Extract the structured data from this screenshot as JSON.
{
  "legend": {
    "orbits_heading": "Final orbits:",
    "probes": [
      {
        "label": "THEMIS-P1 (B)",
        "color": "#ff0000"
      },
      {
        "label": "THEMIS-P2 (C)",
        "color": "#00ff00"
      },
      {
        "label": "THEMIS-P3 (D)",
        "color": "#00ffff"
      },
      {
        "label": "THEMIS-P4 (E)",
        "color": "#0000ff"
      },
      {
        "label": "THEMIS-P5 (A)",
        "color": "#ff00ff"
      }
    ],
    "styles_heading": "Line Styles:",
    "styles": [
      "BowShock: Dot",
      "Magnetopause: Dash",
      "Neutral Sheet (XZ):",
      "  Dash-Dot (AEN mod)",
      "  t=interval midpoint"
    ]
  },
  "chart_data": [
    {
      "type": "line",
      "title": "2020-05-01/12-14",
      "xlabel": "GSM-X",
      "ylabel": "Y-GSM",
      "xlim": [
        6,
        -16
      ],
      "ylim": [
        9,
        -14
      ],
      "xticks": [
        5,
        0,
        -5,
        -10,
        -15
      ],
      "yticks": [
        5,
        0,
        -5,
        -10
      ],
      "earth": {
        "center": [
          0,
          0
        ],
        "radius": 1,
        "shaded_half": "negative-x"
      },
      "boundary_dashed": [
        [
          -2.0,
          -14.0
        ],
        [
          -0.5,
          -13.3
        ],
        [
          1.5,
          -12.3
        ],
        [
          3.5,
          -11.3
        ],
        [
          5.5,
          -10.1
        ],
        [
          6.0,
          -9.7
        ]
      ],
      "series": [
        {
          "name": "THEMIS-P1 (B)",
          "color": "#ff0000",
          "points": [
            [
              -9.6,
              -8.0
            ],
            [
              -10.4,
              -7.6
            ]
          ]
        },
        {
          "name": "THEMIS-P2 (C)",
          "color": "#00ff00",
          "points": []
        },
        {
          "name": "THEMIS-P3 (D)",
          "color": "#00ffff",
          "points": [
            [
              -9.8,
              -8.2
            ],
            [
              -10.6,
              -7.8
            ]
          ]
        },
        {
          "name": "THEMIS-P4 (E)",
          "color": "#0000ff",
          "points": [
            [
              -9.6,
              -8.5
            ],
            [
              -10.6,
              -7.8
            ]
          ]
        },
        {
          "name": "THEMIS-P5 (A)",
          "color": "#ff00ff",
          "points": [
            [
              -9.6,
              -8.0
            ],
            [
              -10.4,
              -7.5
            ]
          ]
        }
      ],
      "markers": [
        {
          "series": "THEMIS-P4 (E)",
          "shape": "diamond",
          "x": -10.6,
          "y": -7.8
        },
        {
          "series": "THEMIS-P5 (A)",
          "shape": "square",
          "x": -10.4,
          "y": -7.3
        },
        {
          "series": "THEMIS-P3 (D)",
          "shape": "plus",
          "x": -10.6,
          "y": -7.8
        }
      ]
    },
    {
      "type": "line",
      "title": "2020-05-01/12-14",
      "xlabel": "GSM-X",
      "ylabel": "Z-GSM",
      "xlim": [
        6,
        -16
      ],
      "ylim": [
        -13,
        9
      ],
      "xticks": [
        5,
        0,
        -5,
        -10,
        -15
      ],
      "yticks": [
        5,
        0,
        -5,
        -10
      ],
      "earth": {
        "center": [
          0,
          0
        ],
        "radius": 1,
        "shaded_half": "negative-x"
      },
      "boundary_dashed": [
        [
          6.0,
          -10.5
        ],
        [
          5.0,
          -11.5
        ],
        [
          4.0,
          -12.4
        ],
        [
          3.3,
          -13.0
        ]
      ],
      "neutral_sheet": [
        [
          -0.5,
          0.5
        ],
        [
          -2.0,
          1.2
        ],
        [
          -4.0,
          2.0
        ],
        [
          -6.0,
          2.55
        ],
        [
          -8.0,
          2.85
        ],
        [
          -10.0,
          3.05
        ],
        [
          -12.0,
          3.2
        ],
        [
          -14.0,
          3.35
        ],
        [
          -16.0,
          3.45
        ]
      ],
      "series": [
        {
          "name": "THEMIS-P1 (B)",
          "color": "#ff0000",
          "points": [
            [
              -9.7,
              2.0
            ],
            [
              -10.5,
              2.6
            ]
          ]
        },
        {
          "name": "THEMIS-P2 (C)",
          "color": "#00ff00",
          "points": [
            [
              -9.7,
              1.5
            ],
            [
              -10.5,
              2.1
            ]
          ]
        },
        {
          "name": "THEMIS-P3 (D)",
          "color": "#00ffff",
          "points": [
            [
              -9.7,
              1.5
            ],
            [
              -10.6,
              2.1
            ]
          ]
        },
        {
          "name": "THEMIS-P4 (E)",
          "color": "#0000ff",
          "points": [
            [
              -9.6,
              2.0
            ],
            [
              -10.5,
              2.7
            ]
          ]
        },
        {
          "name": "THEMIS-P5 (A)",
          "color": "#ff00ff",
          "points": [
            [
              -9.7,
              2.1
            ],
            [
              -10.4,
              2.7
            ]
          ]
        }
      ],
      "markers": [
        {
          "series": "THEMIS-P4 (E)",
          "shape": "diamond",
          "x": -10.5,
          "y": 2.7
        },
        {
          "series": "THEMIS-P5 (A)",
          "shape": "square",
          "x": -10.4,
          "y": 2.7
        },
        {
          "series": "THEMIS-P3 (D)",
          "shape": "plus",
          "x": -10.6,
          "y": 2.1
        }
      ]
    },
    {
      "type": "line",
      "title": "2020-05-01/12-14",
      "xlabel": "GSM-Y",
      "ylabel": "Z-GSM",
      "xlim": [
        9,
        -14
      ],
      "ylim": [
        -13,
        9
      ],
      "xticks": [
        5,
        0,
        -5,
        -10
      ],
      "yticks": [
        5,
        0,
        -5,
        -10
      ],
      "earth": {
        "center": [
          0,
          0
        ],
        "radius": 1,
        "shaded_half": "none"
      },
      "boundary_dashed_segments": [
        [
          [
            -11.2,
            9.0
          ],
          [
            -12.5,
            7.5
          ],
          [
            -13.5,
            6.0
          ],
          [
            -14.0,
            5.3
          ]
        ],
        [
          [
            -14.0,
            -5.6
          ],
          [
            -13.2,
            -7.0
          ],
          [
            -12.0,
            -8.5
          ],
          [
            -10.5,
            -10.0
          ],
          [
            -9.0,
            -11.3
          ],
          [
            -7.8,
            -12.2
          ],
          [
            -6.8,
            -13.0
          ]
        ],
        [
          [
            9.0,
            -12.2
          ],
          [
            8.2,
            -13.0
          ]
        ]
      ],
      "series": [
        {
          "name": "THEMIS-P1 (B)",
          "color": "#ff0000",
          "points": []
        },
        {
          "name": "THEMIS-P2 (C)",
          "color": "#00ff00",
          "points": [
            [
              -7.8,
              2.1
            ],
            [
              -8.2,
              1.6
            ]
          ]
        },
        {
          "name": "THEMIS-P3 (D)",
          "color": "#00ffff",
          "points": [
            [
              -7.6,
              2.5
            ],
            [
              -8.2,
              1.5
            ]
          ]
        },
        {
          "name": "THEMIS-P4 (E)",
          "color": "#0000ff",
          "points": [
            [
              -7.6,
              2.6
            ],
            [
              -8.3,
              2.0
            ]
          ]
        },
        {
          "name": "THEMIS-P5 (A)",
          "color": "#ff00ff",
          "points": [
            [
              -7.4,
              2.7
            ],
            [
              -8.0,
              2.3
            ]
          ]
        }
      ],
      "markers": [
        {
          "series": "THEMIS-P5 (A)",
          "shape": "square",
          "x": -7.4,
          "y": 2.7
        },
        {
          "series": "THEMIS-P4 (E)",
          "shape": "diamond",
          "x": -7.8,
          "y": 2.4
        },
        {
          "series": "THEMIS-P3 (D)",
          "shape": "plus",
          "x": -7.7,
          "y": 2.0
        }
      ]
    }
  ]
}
··········
» WORK TO COMPLETE: Take the records above and return them exactly as written.

» PROBLEM SOLUTION:
Extract the structured data from this screenshot as JSON.
{
  "legend": {
    "orbits_heading": "Final orbits:",
    "probes": [
      {
        "label": "THEMIS-P1 (B)",
        "color": "#ff0000"
      },
      {
        "label": "THEMIS-P2 (C)",
        "color": "#00ff00"
      },
      {
        "label": "THEMIS-P3 (D)",
        "color": "#00ffff"
      },
      {
        "label": "THEMIS-P4 (E)",
        "color": "#0000ff"
      },
      {
        "label": "THEMIS-P5 (A)",
        "color": "#ff00ff"
      }
    ],
    "styles_heading": "Line Styles:",
    "styles": [
      "BowShock: Dot",
      "Magnetopause: Dash",
      "Neutral Sheet (XZ):",
      "  Dash-Dot (AEN mod)",
      "  t=interval midpoint"
    ]
  },
  "chart_data": [
    {
      "type": "line",
      "title": "2020-05-01/12-14",
      "xlabel": "GSM-X",
      "ylabel": "Y-GSM",
      "xlim": [
        6,
        -16
      ],
      "ylim": [
        9,
        -14
      ],
      "xticks": [
        5,
        0,
        -5,
        -10,
        -15
      ],
      "yticks": [
        5,
        0,
        -5,
        -10
      ],
      "earth": {
        "center": [
          0,
          0
        ],
        "radius": 1,
        "shaded_half": "negative-x"
      },
      "boundary_dashed": [
        [
          -2.0,
          -14.0
        ],
        [
          -0.5,
          -13.3
        ],
        [
          1.5,
          -12.3
        ],
        [
          3.5,
          -11.3
        ],
        [
          5.5,
          -10.1
        ],
        [
          6.0,
          -9.7
        ]
      ],
      "series": [
        {
          "name": "THEMIS-P1 (B)",
          "color": "#ff0000",
          "points": [
            [
              -9.6,
              -8.0
            ],
            [
              -10.4,
              -7.6
            ]
          ]
        },
        {
          "name": "THEMIS-P2 (C)",
          "color": "#00ff00",
          "points": []
        },
        {
          "name": "THEMIS-P3 (D)",
          "color": "#00ffff",
          "points": [
            [
              -9.8,
              -8.2
            ],
            [
              -10.6,
              -7.8
            ]
          ]
        },
        {
          "name": "THEMIS-P4 (E)",
          "color": "#0000ff",
          "points": [
            [
              -9.6,
              -8.5
            ],
            [
              -10.6,
              -7.8
            ]
          ]
        },
        {
          "name": "THEMIS-P5 (A)",
          "color": "#ff00ff",
          "points": [
            [
              -9.6,
              -8.0
            ],
            [
              -10.4,
              -7.5
            ]
          ]
        }
      ],
      "markers": [
        {
          "series": "THEMIS-P4 (E)",
          "shape": "diamond",
          "x": -10.6,
          "y": -7.8
        },
        {
          "series": "THEMIS-P5 (A)",
          "shape": "square",
          "x": -10.4,
          "y": -7.3
        },
        {
          "series": "THEMIS-P3 (D)",
          "shape": "plus",
          "x": -10.6,
          "y": -7.8
        }
      ]
    },
    {
      "type": "line",
      "title": "2020-05-01/12-14",
      "xlabel": "GSM-X",
      "ylabel": "Z-GSM",
      "xlim": [
        6,
        -16
      ],
      "ylim": [
        -13,
        9
      ],
      "xticks": [
        5,
        0,
        -5,
        -10,
        -15
      ],
      "yticks": [
        5,
        0,
        -5,
        -10
      ],
      "earth": {
        "center": [
          0,
          0
        ],
        "radius": 1,
        "shaded_half": "negative-x"
      },
      "boundary_dashed": [
        [
          6.0,
          -10.5
        ],
        [
          5.0,
          -11.5
        ],
        [
          4.0,
          -12.4
        ],
        [
          3.3,
          -13.0
        ]
      ],
      "neutral_sheet": [
        [
          -0.5,
          0.5
        ],
        [
          -2.0,
          1.2
        ],
        [
          -4.0,
          2.0
        ],
        [
          -6.0,
          2.55
        ],
        [
          -8.0,
          2.85
        ],
        [
          -10.0,
          3.05
        ],
        [
          -12.0,
          3.2
        ],
        [
          -14.0,
          3.35
        ],
        [
          -16.0,
          3.45
        ]
      ],
      "series": [
        {
          "name": "THEMIS-P1 (B)",
          "color": "#ff0000",
          "points": [
            [
              -9.7,
              2.0
            ],
            [
              -10.5,
              2.6
            ]
          ]
        },
        {
          "name": "THEMIS-P2 (C)",
          "color": "#00ff00",
          "points": [
            [
              -9.7,
              1.5
            ],
            [
              -10.5,
              2.1
            ]
          ]
        },
        {
          "name": "THEMIS-P3 (D)",
          "color": "#00ffff",
          "points": [
            [
              -9.7,
              1.5
            ],
            [
              -10.6,
              2.1
            ]
          ]
        },
        {
          "name": "THEMIS-P4 (E)",
          "color": "#0000ff",
          "points": [
            [
              -9.6,
              2.0
            ],
            [
              -10.5,
              2.7
            ]
          ]
        },
        {
          "name": "THEMIS-P5 (A)",
          "color": "#ff00ff",
          "points": [
            [
              -9.7,
              2.1
            ],
            [
              -10.4,
              2.7
            ]
          ]
        }
      ],
      "markers": [
        {
          "series": "THEMIS-P4 (E)",
          "shape": "diamond",
          "x": -10.5,
          "y": 2.7
        },
        {
          "series": "THEMIS-P5 (A)",
          "shape": "square",
          "x": -10.4,
          "y": 2.7
        },
        {
          "series": "THEMIS-P3 (D)",
          "shape": "plus",
          "x": -10.6,
          "y": 2.1
        }
      ]
    },
    {
      "type": "line",
      "title": "2020-05-01/12-14",
      "xlabel": "GSM-Y",
      "ylabel": "Z-GSM",
      "xlim": [
        9,
        -14
      ],
      "ylim": [
        -13,
        9
      ],
      "xticks": [
        5,
        0,
        -5,
        -10
      ],
      "yticks": [
        5,
        0,
        -5,
        -10
      ],
      "earth": {
        "center": [
          0,
          0
        ],
        "radius": 1,
        "shaded_half": "none"
      },
      "boundary_dashed_segments": [
        [
          [
            -11.2,
            9.0
          ],
          [
            -12.5,
            7.5
          ],
          [
            -13.5,
            6.0
          ],
          [
            -14.0,
            5.3
          ]
        ],
        [
          [
            -14.0,
            -5.6
          ],
          [
            -13.2,
            -7.0
          ],
          [
            -12.0,
            -8.5
          ],
          [
            -10.5,
            -10.0
          ],
          [
            -9.0,
            -11.3
          ],
          [
            -7.8,
            -12.2
          ],
          [
            -6.8,
            -13.0
          ]
        ],
        [
          [
            9.0,
            -12.2
          ],
          [
            8.2,
            -13.0
          ]
        ]
      ],
      "series": [
        {
          "name": "THEMIS-P1 (B)",
          "color": "#ff0000",
          "points": []
        },
        {
          "name": "THEMIS-P2 (C)",
          "color": "#00ff00",
          "points": [
            [
              -7.8,
              2.1
            ],
            [
              -8.2,
              1.6
            ]
          ]
        },
        {
          "name": "THEMIS-P3 (D)",
          "color": "#00ffff",
          "points": [
            [
              -7.6,
              2.5
            ],
            [
              -8.2,
              1.5
            ]
          ]
        },
        {
          "name": "THEMIS-P4 (E)",
          "color": "#0000ff",
          "points": [
            [
              -7.6,
              2.6
            ],
            [
              -8.3,
              2.0
            ]
          ]
        },
        {
          "name": "THEMIS-P5 (A)",
          "color": "#ff00ff",
          "points": [
            [
              -7.4,
              2.7
            ],
            [
              -8.0,
              2.3
            ]
          ]
        }
      ],
      "markers": [
        {
          "series": "THEMIS-P5 (A)",
          "shape": "square",
          "x": -7.4,
          "y": 2.7
        },
        {
          "series": "THEMIS-P4 (E)",
          "shape": "diamond",
          "x": -7.8,
          "y": 2.4
        },
        {
          "series": "THEMIS-P3 (D)",
          "shape": "plus",
          "x": -7.7,
          "y": 2.0
        }
      ]
    }
  ]
}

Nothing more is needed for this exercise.